═════ RAW RECORDS

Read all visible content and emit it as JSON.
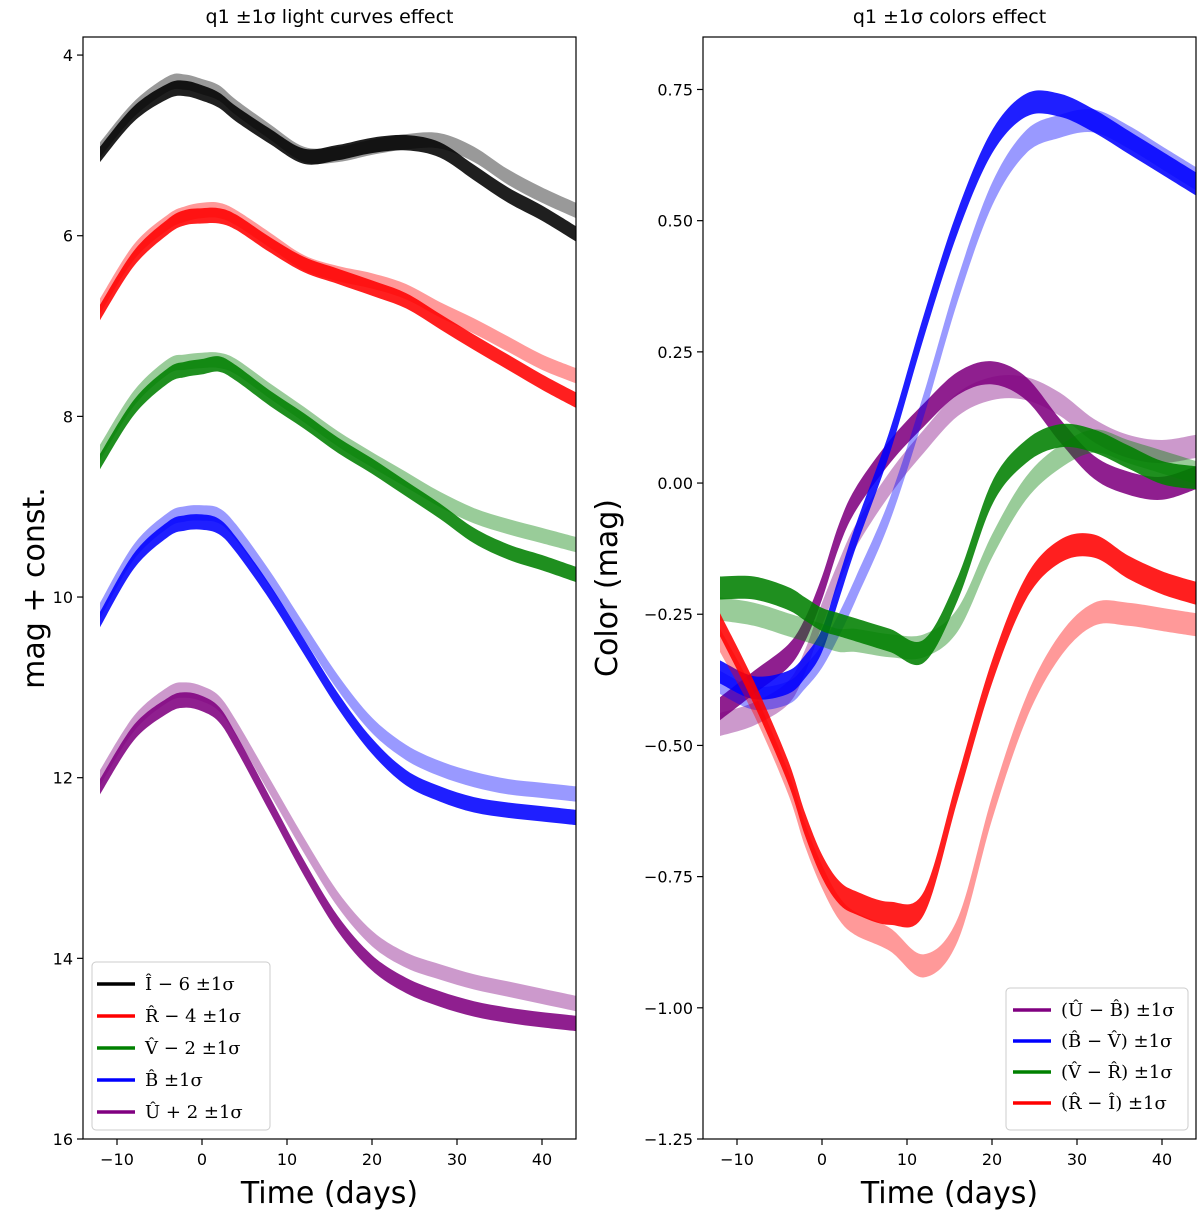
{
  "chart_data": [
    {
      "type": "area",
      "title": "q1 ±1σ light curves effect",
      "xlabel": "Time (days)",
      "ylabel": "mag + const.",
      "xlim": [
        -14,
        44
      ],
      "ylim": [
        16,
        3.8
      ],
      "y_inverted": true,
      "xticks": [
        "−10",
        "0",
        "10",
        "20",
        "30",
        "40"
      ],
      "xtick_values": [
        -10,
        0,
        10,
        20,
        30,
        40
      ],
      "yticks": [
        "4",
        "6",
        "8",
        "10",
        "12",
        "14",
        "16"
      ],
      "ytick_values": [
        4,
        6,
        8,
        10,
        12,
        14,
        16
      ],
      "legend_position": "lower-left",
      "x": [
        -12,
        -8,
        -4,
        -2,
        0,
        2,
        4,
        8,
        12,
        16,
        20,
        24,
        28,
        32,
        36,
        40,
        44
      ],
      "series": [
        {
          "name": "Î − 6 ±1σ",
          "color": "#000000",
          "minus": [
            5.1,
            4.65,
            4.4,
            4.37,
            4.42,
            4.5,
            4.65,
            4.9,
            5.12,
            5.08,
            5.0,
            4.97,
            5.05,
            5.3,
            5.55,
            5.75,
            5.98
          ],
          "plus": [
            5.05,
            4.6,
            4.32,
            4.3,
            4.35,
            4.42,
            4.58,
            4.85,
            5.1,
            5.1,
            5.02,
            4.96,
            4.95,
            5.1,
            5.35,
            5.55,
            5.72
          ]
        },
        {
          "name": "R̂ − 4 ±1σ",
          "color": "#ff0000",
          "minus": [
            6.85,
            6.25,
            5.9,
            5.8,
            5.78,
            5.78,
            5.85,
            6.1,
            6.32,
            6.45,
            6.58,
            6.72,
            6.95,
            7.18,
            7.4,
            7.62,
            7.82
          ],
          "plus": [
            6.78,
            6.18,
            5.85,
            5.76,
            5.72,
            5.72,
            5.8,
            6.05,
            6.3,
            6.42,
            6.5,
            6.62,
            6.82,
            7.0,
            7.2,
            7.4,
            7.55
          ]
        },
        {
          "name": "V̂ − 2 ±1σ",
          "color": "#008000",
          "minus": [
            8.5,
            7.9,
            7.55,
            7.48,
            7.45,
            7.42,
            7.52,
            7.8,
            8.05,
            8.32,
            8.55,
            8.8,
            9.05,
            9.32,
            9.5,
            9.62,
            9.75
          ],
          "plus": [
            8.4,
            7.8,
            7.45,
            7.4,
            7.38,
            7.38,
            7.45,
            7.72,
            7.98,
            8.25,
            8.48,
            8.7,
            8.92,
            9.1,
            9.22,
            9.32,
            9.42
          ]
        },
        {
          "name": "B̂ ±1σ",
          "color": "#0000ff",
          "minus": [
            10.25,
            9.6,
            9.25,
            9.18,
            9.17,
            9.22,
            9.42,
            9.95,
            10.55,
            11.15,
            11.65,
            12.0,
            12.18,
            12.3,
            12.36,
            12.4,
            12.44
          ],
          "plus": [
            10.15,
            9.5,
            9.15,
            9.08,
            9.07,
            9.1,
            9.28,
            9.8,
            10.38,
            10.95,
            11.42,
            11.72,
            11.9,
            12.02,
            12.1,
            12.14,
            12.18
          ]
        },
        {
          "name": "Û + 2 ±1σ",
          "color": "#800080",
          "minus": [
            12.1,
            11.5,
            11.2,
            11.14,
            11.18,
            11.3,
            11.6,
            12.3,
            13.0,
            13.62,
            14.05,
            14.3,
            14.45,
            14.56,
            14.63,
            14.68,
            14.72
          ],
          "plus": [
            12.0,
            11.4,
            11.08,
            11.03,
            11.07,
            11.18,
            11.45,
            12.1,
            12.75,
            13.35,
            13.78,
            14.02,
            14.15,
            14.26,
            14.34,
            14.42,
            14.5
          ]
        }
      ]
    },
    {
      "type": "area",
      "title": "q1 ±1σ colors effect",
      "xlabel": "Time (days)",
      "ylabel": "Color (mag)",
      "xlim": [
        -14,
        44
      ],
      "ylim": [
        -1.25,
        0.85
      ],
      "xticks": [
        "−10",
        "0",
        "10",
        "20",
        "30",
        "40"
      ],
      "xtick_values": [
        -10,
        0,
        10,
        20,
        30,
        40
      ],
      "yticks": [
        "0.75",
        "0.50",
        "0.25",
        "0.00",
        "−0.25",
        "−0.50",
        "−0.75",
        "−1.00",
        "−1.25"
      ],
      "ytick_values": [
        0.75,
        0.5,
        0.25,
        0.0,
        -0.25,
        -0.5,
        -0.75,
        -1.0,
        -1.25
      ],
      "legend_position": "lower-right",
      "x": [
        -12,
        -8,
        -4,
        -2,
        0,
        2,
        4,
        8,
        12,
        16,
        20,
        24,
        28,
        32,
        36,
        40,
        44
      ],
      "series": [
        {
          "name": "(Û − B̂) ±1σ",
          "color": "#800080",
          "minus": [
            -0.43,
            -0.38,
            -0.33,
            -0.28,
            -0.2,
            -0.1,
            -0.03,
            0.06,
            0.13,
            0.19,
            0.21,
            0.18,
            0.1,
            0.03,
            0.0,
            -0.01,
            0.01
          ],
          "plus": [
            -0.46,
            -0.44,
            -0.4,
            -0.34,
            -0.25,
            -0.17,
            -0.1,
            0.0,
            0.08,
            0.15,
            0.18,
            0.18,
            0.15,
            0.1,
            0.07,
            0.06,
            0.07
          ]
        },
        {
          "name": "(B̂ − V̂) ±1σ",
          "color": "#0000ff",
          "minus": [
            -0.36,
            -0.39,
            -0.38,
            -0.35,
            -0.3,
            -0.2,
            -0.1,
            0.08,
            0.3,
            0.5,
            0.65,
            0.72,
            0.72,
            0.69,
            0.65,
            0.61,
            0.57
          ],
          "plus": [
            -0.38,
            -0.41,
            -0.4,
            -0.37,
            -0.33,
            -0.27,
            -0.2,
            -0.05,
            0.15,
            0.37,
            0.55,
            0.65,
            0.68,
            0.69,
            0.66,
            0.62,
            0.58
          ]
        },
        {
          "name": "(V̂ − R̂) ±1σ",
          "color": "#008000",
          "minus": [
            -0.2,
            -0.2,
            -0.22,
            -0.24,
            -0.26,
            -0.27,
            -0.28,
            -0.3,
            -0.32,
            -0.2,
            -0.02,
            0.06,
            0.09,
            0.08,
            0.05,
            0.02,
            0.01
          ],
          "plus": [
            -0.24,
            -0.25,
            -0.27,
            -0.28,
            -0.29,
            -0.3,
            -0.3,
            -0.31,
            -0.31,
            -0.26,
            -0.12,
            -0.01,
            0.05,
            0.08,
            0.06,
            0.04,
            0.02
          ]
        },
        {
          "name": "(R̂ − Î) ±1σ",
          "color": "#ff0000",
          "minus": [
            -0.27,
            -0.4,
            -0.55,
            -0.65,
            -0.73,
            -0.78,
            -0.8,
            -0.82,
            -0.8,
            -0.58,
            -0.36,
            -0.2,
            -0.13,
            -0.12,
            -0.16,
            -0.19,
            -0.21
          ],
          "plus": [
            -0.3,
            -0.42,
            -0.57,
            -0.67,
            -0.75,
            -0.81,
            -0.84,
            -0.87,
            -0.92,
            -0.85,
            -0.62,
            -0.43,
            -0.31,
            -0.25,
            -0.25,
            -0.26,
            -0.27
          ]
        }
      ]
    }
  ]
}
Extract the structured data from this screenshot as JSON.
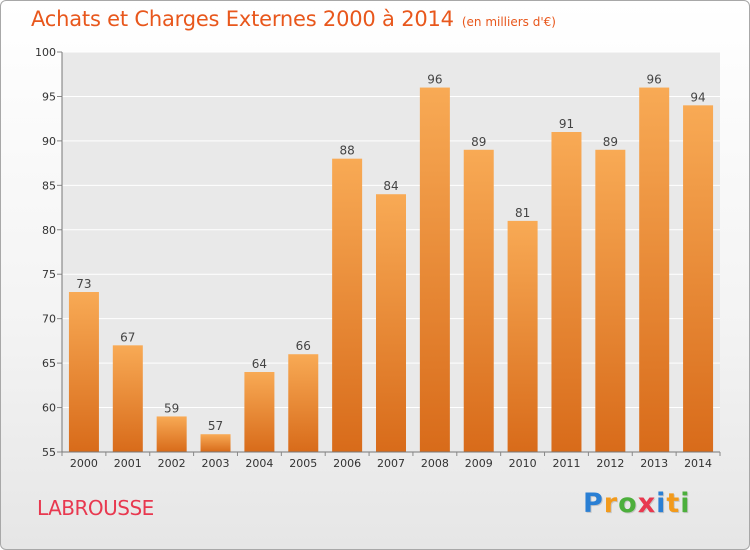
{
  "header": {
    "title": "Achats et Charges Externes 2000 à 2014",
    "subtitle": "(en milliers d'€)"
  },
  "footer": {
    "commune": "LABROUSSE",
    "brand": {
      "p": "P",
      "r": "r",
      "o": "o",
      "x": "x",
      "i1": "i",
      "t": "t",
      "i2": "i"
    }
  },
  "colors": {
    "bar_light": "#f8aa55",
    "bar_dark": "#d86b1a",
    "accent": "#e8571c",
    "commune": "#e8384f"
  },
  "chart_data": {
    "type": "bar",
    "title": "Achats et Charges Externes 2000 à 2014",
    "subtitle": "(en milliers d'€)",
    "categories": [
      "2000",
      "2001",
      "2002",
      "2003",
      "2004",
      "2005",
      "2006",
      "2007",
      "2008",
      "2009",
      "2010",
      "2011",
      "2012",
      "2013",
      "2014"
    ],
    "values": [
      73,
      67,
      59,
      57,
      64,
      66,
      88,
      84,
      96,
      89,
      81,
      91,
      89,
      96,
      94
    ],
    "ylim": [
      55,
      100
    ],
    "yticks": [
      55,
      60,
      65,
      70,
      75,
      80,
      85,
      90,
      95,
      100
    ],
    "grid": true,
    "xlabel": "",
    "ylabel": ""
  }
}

══════════

▸ **WRITTEN PROBLEM**:
Extract precisely the lines beginning at the line containing "Extract the structured" and ending at the last line of the entries above, exactly as written and with no pictures.

▸ **SOLVED PROBLEM**:
Extract the structured data from this screenshot as JSON.
{
  "header": {
    "title": "Achats et Charges Externes 2000 à 2014",
    "subtitle": "(en milliers d'€)"
  },
  "footer": {
    "commune": "LABROUSSE",
    "brand": {
      "p": "P",
      "r": "r",
      "o": "o",
      "x": "x",
      "i1": "i",
      "t": "t",
      "i2": "i"
    }
  },
  "colors": {
    "bar_light": "#f8aa55",
    "bar_dark": "#d86b1a",
    "accent": "#e8571c",
    "commune": "#e8384f"
  },
  "chart_data": {
    "type": "bar",
    "title": "Achats et Charges Externes 2000 à 2014",
    "subtitle": "(en milliers d'€)",
    "categories": [
      "2000",
      "2001",
      "2002",
      "2003",
      "2004",
      "2005",
      "2006",
      "2007",
      "2008",
      "2009",
      "2010",
      "2011",
      "2012",
      "2013",
      "2014"
    ],
    "values": [
      73,
      67,
      59,
      57,
      64,
      66,
      88,
      84,
      96,
      89,
      81,
      91,
      89,
      96,
      94
    ],
    "ylim": [
      55,
      100
    ],
    "yticks": [
      55,
      60,
      65,
      70,
      75,
      80,
      85,
      90,
      95,
      100
    ],
    "grid": true,
    "xlabel": "",
    "ylabel": ""
  }
}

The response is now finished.